- _INSTRUCTION_: Print every entry, word for word, and skip the images.

- _SUPPLIED MATERIAL_:
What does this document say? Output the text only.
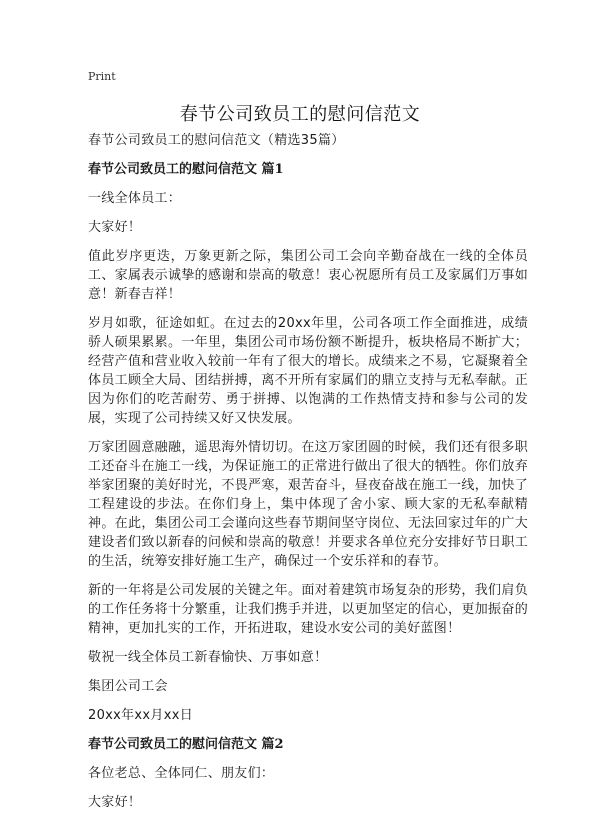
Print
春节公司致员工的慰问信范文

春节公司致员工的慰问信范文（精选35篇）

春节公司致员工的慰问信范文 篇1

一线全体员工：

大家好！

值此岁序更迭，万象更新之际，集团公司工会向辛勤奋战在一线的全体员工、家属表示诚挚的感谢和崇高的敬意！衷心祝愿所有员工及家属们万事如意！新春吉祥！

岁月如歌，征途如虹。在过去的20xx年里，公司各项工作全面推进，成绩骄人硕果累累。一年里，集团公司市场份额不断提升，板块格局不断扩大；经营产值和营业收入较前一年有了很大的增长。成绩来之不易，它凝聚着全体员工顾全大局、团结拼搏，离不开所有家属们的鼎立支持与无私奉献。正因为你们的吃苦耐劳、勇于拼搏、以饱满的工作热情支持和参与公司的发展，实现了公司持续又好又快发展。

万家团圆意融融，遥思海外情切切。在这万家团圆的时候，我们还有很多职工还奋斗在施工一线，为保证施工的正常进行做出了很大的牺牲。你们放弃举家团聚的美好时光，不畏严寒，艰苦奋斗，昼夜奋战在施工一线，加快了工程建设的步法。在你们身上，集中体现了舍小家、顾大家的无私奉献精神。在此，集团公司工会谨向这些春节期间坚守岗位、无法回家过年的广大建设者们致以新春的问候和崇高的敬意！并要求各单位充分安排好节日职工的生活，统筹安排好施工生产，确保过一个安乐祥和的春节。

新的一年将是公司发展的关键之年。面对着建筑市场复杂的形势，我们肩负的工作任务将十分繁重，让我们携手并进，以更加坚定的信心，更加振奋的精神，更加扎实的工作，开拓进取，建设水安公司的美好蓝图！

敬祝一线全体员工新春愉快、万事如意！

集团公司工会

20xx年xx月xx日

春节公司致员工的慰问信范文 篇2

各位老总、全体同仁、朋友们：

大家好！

- _REPLY TO THE TASK_:
What does this document say? Output the text only.
Print
春节公司致员工的慰问信范文

春节公司致员工的慰问信范文（精选35篇）

春节公司致员工的慰问信范文 篇1

一线全体员工：

大家好！

值此岁序更迭，万象更新之际，集团公司工会向辛勤奋战在一线的全体员工、家属表示诚挚的感谢和崇高的敬意！衷心祝愿所有员工及家属们万事如意！新春吉祥！

岁月如歌，征途如虹。在过去的20xx年里，公司各项工作全面推进，成绩骄人硕果累累。一年里，集团公司市场份额不断提升，板块格局不断扩大；经营产值和营业收入较前一年有了很大的增长。成绩来之不易，它凝聚着全体员工顾全大局、团结拼搏，离不开所有家属们的鼎立支持与无私奉献。正因为你们的吃苦耐劳、勇于拼搏、以饱满的工作热情支持和参与公司的发展，实现了公司持续又好又快发展。

万家团圆意融融，遥思海外情切切。在这万家团圆的时候，我们还有很多职工还奋斗在施工一线，为保证施工的正常进行做出了很大的牺牲。你们放弃举家团聚的美好时光，不畏严寒，艰苦奋斗，昼夜奋战在施工一线，加快了工程建设的步法。在你们身上，集中体现了舍小家、顾大家的无私奉献精神。在此，集团公司工会谨向这些春节期间坚守岗位、无法回家过年的广大建设者们致以新春的问候和崇高的敬意！并要求各单位充分安排好节日职工的生活，统筹安排好施工生产，确保过一个安乐祥和的春节。

新的一年将是公司发展的关键之年。面对着建筑市场复杂的形势，我们肩负的工作任务将十分繁重，让我们携手并进，以更加坚定的信心，更加振奋的精神，更加扎实的工作，开拓进取，建设水安公司的美好蓝图！

敬祝一线全体员工新春愉快、万事如意！

集团公司工会

20xx年xx月xx日

春节公司致员工的慰问信范文 篇2

各位老总、全体同仁、朋友们：

大家好！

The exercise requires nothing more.